◆ CONSIGNE A
Pouvez-vous recopier à l'identique le passage de l'extrait sur le référendum de 1958 qui commence à "La Constitution de 1958" et se termine à "28 septembre 1958." ?
◆ CONSIGNE B
Selon l'extrait sur le référendum de 1958, quels membres composent l'association qui définit la « Communauté » ?

◆ EXTRAIT DU DOCUMENT
------------

La Constitution de 1958 crée une nouvelle structure, qui prendra le nom de la “Communauté” définie dans la Constitution de la Ve République (octobre 1958) comme : Association entre la République française et la plupart de ses anciennes colonies d’Afrique Noire et l’Algérie.
Et pour faire vivre la démocratie dans toute sa splendeur, le général de Gaulle décide de soumettre les peuples colonisés à un référendum, pour avoir leur opinion. La date choisie sera le 28 septembre 1958.
Le 28 septembre 1958, c’est le jour du vote dans toutes les colonies françaises.
Il faut répondre par Oui ou Non, à la question : Approuvez-vous la Constitution qui vous est proposée par le Gouvernement de la République ? Soit dit autrement ainsi : acceptez-vous de rester une colonie française ?

------------

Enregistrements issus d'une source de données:
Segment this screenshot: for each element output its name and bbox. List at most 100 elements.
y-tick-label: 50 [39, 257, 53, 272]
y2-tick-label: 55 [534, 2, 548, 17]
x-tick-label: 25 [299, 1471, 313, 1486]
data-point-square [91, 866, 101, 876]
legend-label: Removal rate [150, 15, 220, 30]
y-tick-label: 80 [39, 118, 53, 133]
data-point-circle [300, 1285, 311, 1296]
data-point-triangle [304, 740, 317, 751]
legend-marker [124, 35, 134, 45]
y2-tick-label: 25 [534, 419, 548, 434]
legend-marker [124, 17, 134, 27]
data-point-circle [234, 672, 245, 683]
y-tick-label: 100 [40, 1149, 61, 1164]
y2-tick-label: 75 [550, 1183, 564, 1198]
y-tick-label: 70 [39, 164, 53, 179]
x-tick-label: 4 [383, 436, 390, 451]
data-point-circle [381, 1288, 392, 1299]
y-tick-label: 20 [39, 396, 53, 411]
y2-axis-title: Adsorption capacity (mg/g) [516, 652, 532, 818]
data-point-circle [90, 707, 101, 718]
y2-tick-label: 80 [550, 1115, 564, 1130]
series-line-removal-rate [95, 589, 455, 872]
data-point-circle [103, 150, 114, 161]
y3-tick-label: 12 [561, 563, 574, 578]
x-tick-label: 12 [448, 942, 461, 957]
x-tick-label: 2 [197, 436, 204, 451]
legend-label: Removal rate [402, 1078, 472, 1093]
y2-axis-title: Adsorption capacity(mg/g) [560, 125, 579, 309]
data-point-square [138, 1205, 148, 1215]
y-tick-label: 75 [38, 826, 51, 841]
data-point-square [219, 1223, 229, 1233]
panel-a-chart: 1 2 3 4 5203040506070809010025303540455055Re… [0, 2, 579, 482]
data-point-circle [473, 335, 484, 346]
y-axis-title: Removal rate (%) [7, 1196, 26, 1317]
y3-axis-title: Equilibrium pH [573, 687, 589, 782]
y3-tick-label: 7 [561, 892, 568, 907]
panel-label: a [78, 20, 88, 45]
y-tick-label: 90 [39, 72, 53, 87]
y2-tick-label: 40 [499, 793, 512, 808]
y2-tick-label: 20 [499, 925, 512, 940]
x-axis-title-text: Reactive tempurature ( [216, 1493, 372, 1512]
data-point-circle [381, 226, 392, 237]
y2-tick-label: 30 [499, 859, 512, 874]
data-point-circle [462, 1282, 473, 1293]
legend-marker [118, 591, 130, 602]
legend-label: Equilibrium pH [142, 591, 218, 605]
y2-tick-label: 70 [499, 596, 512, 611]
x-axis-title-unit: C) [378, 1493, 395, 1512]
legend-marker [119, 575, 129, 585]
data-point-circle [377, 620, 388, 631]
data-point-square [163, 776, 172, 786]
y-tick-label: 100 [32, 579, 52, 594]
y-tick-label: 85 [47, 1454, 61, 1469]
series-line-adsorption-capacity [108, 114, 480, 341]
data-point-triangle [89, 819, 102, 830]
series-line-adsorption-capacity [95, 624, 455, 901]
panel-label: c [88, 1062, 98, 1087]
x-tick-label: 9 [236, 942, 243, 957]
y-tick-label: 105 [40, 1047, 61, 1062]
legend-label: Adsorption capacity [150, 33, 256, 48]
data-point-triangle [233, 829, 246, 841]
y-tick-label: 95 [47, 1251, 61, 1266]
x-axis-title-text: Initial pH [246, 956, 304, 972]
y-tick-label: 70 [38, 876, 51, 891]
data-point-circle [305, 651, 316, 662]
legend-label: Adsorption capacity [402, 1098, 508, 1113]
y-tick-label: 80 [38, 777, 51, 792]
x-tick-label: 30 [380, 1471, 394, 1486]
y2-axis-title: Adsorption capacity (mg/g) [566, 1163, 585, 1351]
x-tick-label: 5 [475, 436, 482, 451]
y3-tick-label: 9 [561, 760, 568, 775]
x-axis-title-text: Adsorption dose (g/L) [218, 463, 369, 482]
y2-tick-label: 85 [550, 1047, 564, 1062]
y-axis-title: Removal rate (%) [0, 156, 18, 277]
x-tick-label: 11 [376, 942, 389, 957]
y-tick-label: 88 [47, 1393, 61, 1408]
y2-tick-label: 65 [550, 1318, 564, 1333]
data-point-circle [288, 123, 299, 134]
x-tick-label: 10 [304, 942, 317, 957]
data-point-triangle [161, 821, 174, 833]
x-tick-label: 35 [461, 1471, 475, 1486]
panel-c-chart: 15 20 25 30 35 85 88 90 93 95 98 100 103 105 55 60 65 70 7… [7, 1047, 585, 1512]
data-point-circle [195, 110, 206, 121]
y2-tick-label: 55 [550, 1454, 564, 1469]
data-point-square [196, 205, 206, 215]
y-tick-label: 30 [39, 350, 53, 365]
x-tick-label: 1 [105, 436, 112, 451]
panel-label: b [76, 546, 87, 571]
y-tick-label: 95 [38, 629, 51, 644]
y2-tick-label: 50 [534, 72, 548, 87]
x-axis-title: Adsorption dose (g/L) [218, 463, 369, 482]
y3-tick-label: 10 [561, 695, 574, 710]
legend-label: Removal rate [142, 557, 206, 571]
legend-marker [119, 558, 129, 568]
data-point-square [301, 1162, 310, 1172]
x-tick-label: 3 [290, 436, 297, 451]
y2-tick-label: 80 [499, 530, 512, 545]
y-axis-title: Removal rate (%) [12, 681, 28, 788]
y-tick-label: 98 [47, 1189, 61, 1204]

------------

◆ RÉPONSE ATTENDUE A
La Constitution de 1958 crée une nouvelle structure, qui prendra le nom de la “Communauté” définie dans la Constitution de la Ve République (octobre 1958) comme : Association entre la République française et la plupart de ses anciennes colonies d’Afrique Noire et l’Algérie.
Et pour faire vivre la démocratie dans toute sa splendeur, le général de Gaulle décide de soumettre les peuples colonisés à un référendum, pour avoir leur opinion. La date choisie sera le 28 septembre 1958.

◆ RÉPONSE ATTENDUE B
- la République française
- la plupart de ses anciennes colonies d'Afrique Noire
- l'Algérie